Data entries:
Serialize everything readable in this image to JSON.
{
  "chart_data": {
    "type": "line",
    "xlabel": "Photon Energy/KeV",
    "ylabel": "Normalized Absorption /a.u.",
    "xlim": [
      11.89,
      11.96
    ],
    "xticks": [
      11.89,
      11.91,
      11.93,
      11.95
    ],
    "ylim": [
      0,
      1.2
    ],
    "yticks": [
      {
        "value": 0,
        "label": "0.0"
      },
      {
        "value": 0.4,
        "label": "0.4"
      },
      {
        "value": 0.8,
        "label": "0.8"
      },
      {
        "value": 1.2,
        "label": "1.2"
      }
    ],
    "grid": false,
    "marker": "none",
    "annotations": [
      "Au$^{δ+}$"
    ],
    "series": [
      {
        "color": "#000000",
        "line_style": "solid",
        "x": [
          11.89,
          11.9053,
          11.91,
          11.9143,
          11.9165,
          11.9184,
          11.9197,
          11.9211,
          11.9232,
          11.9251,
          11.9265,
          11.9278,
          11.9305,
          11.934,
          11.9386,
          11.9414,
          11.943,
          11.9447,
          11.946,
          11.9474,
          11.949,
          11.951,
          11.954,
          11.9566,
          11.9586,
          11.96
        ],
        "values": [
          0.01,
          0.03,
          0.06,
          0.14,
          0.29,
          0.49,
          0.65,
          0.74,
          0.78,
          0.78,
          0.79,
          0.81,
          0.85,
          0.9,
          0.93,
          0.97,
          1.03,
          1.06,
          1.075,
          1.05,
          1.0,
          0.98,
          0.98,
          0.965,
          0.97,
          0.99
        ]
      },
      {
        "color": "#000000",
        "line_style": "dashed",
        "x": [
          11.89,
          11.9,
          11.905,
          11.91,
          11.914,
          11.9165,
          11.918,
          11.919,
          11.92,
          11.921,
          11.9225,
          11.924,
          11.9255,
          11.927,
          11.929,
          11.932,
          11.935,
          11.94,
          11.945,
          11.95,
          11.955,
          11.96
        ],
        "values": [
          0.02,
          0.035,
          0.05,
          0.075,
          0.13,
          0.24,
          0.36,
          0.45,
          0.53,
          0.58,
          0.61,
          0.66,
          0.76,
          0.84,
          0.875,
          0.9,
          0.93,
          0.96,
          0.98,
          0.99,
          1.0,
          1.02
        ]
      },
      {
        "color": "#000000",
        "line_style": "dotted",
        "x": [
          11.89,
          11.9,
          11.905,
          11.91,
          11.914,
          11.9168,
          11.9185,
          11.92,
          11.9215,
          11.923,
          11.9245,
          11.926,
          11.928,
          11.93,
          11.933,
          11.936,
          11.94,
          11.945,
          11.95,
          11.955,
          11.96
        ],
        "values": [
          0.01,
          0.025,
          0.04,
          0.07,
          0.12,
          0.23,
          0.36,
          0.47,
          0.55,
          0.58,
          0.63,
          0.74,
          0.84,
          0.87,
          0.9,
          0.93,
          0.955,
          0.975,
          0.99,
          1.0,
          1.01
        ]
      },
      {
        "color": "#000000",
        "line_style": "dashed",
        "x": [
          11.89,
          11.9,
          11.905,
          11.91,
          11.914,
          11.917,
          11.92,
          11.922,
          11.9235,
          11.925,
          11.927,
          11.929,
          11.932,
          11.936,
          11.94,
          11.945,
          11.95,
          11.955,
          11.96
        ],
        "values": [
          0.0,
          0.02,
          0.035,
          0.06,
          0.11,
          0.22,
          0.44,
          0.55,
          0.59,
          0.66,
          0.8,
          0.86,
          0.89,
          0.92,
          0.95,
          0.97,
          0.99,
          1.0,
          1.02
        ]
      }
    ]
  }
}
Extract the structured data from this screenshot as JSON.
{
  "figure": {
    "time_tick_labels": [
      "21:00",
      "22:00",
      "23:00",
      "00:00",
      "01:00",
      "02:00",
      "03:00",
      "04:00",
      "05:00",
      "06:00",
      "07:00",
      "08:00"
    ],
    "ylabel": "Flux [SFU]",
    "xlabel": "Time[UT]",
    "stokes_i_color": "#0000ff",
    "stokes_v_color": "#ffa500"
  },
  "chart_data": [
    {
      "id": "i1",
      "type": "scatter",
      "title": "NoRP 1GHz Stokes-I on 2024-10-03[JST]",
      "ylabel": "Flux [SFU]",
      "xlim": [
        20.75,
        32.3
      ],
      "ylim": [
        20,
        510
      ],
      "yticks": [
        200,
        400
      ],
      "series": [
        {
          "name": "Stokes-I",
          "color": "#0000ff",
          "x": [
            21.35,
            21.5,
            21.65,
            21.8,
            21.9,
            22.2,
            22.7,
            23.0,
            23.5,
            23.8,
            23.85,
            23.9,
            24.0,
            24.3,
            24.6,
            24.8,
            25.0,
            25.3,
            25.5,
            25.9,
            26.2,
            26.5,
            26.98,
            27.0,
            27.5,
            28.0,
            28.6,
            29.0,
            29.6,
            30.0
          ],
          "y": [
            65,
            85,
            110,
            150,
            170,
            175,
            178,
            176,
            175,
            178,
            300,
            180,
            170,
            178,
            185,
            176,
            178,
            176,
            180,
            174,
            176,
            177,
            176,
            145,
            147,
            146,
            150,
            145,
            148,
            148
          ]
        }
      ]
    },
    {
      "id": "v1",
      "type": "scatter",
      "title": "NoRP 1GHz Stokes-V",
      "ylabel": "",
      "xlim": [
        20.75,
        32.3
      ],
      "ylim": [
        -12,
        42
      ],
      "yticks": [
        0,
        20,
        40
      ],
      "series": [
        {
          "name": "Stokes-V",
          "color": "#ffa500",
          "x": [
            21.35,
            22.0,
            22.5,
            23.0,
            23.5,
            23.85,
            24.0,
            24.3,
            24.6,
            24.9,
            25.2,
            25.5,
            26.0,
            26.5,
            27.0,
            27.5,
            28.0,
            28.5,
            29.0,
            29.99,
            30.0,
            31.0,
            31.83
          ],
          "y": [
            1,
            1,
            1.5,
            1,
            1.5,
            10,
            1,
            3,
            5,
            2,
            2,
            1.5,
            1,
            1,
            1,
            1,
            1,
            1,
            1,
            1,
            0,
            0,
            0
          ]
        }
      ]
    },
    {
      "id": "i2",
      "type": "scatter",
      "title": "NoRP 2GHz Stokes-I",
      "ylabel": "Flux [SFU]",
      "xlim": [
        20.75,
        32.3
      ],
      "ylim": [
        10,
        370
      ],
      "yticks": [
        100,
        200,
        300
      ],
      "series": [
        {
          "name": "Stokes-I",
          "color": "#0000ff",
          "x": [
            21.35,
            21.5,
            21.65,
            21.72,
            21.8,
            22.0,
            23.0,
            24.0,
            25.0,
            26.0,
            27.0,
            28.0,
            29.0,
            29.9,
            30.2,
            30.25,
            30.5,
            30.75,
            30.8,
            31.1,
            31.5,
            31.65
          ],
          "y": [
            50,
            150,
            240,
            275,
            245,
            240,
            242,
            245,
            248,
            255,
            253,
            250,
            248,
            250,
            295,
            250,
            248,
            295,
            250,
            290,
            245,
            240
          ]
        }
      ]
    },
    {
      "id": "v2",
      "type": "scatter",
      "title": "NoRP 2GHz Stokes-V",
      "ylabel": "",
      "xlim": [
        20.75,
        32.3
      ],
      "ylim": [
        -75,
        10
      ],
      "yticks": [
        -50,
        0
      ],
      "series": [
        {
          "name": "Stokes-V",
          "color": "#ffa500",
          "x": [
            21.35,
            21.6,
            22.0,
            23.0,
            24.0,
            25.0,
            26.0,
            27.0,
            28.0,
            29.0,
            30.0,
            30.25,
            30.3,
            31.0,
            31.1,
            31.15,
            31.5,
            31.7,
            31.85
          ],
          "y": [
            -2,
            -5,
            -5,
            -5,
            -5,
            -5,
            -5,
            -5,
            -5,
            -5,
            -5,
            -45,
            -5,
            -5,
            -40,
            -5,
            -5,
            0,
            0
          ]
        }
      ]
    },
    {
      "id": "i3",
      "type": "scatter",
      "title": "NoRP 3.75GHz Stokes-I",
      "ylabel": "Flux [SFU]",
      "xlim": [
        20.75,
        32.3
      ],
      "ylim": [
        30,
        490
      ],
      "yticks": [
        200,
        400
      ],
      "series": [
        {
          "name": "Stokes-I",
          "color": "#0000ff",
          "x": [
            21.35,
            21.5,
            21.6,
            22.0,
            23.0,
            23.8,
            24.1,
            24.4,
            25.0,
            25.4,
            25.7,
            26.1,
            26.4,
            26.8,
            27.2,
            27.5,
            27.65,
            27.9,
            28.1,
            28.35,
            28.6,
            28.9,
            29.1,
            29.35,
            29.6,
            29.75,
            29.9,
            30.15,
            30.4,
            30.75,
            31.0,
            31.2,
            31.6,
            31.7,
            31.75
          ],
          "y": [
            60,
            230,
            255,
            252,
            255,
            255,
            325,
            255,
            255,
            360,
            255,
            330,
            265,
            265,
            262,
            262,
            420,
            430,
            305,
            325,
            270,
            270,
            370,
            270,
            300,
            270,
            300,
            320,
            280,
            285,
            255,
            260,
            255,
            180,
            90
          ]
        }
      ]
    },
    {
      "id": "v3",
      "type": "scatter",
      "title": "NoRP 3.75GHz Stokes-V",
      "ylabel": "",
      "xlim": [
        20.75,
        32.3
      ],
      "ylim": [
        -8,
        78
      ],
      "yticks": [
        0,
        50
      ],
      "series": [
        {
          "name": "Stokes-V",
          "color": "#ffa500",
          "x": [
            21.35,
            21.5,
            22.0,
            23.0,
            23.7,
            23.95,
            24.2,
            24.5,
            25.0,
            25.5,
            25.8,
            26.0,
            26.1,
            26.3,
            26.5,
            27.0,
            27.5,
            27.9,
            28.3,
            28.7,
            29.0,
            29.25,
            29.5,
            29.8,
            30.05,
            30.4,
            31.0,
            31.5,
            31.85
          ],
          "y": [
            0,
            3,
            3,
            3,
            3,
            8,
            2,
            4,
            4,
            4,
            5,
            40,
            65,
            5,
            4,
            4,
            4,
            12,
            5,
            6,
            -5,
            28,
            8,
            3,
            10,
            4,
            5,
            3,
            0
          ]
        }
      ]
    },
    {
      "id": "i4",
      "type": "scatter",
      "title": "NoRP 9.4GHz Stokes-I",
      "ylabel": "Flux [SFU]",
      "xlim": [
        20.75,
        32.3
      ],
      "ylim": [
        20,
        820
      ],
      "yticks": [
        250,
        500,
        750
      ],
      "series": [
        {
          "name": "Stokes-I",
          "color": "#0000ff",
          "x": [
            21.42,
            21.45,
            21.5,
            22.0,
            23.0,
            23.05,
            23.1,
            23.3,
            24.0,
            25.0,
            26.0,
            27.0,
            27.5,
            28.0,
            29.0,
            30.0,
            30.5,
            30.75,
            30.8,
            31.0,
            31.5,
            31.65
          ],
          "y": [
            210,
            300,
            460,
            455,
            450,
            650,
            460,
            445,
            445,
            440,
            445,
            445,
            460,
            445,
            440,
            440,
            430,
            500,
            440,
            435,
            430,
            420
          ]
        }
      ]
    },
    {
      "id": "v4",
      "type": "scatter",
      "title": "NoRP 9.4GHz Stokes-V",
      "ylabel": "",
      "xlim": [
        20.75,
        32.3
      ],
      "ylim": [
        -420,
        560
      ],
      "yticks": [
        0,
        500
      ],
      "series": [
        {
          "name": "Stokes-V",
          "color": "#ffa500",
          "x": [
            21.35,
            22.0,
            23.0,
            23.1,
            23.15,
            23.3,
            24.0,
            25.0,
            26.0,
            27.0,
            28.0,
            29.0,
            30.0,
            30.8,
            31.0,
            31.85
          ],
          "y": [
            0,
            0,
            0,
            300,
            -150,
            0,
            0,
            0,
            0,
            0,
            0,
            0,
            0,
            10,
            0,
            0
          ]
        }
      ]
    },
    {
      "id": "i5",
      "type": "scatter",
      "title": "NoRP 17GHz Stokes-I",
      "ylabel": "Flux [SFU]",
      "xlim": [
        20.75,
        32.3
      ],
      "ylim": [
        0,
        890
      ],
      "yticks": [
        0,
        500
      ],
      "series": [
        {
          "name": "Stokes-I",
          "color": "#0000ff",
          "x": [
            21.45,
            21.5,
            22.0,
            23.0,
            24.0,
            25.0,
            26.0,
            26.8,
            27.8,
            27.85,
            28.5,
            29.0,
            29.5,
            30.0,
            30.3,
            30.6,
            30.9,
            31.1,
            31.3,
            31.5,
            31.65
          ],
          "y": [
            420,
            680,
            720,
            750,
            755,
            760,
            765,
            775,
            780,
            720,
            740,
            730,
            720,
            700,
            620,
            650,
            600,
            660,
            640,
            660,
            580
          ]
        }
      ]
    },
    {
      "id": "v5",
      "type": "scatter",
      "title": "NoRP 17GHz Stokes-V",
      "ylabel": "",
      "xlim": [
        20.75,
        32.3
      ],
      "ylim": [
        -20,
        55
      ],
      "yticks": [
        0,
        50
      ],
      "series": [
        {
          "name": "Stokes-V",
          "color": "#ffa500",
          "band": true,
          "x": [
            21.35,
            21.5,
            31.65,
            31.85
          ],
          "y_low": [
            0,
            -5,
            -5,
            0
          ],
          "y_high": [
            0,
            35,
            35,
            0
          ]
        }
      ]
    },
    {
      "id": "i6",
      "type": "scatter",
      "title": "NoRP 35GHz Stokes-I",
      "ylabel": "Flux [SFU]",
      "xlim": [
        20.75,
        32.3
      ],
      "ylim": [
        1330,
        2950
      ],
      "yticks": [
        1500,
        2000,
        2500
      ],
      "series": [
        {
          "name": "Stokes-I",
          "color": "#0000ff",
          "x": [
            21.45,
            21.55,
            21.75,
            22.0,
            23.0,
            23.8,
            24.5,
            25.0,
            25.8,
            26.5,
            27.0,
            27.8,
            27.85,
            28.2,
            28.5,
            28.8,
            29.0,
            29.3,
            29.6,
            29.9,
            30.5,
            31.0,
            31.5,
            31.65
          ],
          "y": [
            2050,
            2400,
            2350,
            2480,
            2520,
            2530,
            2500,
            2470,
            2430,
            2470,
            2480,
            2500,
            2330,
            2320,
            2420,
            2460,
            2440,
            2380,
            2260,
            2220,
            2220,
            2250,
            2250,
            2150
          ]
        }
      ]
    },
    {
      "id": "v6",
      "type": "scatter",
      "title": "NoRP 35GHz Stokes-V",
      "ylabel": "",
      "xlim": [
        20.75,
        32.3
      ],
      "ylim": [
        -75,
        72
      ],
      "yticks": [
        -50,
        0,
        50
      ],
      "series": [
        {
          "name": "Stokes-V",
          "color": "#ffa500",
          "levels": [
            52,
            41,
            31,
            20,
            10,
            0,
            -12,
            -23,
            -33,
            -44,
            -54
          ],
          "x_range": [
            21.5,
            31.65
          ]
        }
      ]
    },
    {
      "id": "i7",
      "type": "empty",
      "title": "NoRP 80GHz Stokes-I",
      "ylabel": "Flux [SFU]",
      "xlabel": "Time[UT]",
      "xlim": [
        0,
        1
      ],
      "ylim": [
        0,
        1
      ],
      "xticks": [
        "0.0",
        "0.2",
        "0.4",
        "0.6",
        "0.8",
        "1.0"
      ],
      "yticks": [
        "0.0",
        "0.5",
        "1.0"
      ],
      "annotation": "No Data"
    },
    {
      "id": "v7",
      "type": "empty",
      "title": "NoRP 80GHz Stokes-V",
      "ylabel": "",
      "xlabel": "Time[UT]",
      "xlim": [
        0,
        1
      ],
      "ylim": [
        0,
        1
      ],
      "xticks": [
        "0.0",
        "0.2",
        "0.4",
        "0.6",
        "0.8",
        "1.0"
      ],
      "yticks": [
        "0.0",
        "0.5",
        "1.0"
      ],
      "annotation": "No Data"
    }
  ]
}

Task goal:
Copy all lines of the material above where the string "JSON" occurs.

Task solution:
Serialize everything readable in this image to JSON.
Extract the structured data from this screenshot as JSON.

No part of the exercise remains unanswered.